-- STATED TASK 1 --
Retype the entries from their first line through the line containing "heatmap-cell (84, 533, 110, 557)", keeping every line unchanged.

-- DOCUMENT EXTRACT --
○ ○ ○
All of these moments deliver the visceral discomfort and aghast enjoyment we’ve come to expect from this series. But they also seem less like original-flavor Succession and more like a tongue-in-cheek satire of Succession.
Still, “Secession” is a solid introduction into the next chapter of Roy family backstabbing, and I mean “Roy family” in particular. Succession briefly incorporated “regular” people at the end of season two as all the cruises allegations blew up. But “Secession” is all the Roys, and only the Roys and their various hangers-on. “No real person involved” was an immoral classification that Waystar Royco employees used casually and often, and “Secession” crawls inside the insularity that leads to that kind of nonchalance.
These are all astonishingly awful people being astonishingly awful to each other, and I appreciate how there is very little here with which to sympathize. If you fist-pumped at Kendall taking on Logan at the end of last season, “Secession” is a reminder that he is just as narcissistic, self-obsessed, self-pitying, and delusional as the rest of the Roys. Strong’s big ol’ smile when Kendall joked to Greg, “Who said I never killed anyone?” Horrifying!
The Roys are always telling on themselves (Roman calling himself a fuckup, Shiv and her threesome suggestions), and Kendall isn’t automatically a good person just because he’s challenging Logan. But is he a better person than Roman or Shiv or Gerri or Connor (Alan Ruck) or Karl (David Rasche) or Karolina (Dagmara Dominczyk), or any of the people who stand by Logan, who is very much—as Kendall said during that press conference—“a malignant presence, a bully, and a liar”?
Ethical questions are mostly ancillary to Succession. Succession is about power and access and how access to power corrupts and complicates, and Logan and Kendall have always been at the center of that in all their love, hate, jealousy, and resentment. Recurring Succession director Mark Mylod, who also helmed “This Is Not For Tears,” thrusts us right next to father, son, and their respective “action stations” (lol) as “Secession” begins, and the episode’s familiar visual style (quick cuts, rapid zooms) works to keep things steadily disconcerting.
The fallout from Kendall’s statement is immediate, but my man clearly didn’t think this through. Did he really think he could go back to his office in Waystar Royco and everything would be fine? Does he truly believe what he says to Karolina about “acting in the best interest of the company”? I suppose he has to, because Kendall wants to be a hero. This is Kendall wanting to depose Logan because Logan is wrong and bad and abusive, not just because Kendall wants to take over because he thinks Logan’s health is failing, or because he thinks he’s owed it.
○ ○ ○
-- DATA PROVIDED --
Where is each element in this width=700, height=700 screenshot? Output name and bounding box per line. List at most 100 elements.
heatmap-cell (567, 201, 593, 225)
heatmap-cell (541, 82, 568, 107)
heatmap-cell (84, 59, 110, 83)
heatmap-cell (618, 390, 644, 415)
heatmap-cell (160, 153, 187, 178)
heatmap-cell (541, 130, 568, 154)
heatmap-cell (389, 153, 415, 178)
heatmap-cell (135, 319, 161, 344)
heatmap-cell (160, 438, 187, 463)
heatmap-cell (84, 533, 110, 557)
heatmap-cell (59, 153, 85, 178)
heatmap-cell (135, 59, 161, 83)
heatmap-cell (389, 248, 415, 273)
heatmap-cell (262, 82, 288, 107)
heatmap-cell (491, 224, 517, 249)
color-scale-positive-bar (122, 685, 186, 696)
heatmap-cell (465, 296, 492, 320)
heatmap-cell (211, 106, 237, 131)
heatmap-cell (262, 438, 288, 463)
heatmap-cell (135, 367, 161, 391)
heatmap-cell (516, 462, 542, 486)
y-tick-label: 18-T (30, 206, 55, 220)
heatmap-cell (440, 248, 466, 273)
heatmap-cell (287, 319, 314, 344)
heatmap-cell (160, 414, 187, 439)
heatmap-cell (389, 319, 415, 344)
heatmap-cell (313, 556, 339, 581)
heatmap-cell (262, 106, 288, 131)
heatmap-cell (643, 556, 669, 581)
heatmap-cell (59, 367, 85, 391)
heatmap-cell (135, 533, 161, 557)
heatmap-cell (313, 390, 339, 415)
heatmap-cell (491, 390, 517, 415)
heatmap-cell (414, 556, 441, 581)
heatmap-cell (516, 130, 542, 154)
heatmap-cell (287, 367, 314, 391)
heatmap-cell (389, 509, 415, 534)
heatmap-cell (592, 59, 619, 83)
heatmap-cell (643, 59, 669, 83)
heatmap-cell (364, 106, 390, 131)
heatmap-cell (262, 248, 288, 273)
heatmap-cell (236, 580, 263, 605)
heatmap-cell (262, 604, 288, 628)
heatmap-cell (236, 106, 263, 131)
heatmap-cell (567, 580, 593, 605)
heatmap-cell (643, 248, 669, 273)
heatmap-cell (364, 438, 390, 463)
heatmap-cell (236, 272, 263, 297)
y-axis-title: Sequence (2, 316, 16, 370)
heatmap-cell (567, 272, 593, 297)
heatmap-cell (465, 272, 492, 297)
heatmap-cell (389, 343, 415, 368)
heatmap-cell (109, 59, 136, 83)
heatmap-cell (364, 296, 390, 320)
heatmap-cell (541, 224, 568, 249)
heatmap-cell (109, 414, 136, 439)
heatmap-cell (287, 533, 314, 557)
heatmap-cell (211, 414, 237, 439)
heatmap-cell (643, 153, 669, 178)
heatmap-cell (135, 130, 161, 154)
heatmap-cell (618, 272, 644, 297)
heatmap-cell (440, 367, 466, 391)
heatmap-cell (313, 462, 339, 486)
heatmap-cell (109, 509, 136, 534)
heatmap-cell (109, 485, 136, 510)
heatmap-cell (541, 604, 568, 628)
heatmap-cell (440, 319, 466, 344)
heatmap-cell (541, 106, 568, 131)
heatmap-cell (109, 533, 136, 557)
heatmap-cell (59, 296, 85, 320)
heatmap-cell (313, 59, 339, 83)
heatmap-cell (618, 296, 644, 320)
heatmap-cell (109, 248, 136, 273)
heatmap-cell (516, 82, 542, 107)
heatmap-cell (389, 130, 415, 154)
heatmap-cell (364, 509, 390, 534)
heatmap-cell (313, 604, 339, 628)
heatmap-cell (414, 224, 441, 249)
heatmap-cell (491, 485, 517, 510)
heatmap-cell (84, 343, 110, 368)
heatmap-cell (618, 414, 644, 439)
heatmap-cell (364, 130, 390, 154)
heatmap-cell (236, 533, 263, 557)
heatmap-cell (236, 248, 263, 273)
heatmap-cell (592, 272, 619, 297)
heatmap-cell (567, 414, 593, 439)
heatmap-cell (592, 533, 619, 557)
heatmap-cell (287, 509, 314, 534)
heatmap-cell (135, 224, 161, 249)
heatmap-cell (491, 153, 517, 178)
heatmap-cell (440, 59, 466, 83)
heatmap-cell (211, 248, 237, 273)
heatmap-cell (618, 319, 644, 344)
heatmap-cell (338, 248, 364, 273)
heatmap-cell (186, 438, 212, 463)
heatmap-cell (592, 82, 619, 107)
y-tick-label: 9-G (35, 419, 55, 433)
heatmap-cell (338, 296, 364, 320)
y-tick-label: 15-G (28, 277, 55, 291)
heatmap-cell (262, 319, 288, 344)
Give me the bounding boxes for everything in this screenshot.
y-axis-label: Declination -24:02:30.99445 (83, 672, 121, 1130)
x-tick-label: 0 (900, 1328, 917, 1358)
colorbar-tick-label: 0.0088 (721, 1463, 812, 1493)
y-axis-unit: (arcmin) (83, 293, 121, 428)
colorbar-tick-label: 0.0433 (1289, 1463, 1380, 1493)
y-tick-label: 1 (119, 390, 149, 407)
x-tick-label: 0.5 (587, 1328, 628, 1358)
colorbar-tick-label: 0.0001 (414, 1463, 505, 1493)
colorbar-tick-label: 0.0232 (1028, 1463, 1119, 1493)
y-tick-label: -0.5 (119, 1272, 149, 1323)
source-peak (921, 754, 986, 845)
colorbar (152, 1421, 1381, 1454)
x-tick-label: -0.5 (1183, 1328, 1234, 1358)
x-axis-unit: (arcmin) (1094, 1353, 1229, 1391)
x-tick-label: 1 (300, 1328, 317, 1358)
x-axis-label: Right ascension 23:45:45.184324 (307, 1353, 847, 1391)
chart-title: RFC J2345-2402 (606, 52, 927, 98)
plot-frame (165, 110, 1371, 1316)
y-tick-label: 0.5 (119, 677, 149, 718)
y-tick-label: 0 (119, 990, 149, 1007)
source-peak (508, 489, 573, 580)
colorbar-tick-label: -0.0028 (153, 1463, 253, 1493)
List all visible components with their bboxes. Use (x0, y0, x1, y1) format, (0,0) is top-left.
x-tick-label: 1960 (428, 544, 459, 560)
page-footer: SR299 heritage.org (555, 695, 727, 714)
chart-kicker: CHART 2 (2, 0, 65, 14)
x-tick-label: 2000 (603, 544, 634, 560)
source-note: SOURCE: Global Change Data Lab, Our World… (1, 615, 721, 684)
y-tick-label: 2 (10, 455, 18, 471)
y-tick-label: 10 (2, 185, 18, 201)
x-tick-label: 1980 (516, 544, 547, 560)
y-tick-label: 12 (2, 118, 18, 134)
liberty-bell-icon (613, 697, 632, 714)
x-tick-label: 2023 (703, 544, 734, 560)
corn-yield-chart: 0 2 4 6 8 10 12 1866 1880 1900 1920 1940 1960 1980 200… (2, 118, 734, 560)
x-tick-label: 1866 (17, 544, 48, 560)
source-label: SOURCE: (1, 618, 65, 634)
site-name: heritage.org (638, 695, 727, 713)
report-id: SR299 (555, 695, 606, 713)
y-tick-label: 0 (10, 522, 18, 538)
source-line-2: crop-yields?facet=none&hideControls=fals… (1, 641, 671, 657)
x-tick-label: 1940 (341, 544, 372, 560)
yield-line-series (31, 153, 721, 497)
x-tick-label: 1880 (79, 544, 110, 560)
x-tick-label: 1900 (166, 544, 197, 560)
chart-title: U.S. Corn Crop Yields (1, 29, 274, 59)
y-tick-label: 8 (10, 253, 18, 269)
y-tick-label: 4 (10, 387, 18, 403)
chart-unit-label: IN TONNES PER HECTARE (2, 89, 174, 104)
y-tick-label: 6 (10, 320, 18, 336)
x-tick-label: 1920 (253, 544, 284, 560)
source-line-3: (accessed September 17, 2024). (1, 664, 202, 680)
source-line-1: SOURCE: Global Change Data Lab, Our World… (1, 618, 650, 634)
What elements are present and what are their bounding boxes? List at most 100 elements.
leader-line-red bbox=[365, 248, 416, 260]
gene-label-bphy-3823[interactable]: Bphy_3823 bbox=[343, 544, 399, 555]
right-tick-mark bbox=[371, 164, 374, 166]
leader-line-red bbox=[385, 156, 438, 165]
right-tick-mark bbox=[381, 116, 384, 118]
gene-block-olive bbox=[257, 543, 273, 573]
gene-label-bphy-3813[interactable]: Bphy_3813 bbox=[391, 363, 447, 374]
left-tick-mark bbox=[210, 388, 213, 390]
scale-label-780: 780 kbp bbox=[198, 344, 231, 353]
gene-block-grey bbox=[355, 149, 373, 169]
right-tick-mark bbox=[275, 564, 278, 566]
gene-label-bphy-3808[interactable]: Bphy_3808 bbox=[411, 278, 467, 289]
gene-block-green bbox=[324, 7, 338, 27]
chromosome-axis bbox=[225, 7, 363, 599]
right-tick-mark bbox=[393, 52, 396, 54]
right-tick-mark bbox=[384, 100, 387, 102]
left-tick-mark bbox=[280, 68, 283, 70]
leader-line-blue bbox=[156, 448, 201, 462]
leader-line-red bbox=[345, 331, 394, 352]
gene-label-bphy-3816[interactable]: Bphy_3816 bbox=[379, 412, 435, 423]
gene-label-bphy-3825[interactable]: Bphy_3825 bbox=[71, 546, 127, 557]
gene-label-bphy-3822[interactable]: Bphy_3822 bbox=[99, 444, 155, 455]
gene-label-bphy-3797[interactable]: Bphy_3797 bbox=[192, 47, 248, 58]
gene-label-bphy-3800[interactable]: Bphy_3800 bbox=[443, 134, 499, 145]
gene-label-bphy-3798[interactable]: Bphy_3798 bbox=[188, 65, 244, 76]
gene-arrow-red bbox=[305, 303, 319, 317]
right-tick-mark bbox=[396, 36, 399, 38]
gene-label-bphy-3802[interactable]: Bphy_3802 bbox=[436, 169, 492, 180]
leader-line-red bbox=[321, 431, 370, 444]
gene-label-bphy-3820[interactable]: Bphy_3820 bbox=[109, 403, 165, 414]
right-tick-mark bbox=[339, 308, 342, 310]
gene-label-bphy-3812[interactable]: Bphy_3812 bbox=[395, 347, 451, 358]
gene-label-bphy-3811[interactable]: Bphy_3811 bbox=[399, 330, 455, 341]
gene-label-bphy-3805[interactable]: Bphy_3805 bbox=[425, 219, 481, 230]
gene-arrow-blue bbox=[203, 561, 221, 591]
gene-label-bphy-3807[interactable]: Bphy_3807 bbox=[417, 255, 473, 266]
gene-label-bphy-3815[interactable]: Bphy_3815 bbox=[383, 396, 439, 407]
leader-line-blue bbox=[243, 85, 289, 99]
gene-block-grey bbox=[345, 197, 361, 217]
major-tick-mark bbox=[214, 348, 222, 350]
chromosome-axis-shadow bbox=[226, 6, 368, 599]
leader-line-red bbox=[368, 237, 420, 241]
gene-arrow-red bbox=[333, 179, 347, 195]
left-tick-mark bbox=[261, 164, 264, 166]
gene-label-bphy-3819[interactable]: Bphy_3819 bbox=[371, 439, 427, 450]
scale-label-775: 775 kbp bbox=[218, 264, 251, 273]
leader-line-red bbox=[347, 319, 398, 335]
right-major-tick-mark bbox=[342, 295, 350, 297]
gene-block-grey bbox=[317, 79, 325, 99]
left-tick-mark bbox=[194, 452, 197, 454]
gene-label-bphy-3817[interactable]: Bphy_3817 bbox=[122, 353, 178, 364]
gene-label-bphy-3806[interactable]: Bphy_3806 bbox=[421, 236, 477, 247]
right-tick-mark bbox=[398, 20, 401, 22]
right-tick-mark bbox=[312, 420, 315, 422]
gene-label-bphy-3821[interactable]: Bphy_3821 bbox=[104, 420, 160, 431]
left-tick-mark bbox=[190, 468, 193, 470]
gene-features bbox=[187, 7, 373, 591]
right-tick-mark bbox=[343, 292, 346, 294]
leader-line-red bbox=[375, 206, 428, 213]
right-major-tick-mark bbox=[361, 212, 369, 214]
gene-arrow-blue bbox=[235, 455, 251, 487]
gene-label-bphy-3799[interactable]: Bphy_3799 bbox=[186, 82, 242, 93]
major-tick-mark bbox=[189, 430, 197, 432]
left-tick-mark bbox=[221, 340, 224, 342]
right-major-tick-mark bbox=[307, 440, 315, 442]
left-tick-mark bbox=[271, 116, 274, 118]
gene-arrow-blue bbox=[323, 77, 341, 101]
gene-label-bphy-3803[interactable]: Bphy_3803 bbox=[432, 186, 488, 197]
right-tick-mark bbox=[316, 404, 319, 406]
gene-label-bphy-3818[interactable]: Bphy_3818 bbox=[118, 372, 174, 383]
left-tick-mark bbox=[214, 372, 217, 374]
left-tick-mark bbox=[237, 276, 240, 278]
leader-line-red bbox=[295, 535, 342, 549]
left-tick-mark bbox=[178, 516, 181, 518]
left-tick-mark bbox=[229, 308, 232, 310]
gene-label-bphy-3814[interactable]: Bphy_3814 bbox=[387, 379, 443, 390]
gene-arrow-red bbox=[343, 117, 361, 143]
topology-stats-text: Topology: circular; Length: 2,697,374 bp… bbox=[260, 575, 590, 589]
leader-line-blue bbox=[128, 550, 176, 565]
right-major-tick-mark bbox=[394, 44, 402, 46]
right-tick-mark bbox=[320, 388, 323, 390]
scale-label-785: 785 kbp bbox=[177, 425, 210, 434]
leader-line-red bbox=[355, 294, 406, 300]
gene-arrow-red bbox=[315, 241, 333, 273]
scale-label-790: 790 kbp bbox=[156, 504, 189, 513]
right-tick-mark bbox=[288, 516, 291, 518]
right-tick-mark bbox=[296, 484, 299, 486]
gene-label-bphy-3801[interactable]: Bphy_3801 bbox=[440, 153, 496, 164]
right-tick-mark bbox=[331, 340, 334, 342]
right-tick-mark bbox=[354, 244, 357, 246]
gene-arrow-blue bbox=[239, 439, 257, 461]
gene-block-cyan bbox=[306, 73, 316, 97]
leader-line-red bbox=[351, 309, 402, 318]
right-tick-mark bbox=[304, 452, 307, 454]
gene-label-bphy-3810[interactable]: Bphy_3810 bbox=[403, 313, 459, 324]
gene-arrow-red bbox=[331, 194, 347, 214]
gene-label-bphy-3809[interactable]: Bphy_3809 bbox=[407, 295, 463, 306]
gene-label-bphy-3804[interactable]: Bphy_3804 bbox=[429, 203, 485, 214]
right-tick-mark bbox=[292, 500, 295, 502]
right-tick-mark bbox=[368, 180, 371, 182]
○ ○ ○
-- STATED TASK 2 --
Answer these questions about the Succession review:
(a) Who directed "Secession"?
(b) According to the review, what three things did Kendall call Logan during the press conference?
(c) What did Kendall joke to Greg?

-- WRITTEN SOLUTION 1 --
Where is each element in this width=700, height=700 screenshot? Output name and bounding box per line. List at most 100 elements.
heatmap-cell (567, 201, 593, 225)
heatmap-cell (541, 82, 568, 107)
heatmap-cell (84, 59, 110, 83)
heatmap-cell (618, 390, 644, 415)
heatmap-cell (160, 153, 187, 178)
heatmap-cell (541, 130, 568, 154)
heatmap-cell (389, 153, 415, 178)
heatmap-cell (135, 319, 161, 344)
heatmap-cell (160, 438, 187, 463)
heatmap-cell (84, 533, 110, 557)

-- WRITTEN SOLUTION 2 --
(a) Mark Mylod
(b) "a malignant presence, a bully, and a liar"
(c) "Who said I never killed anyone?"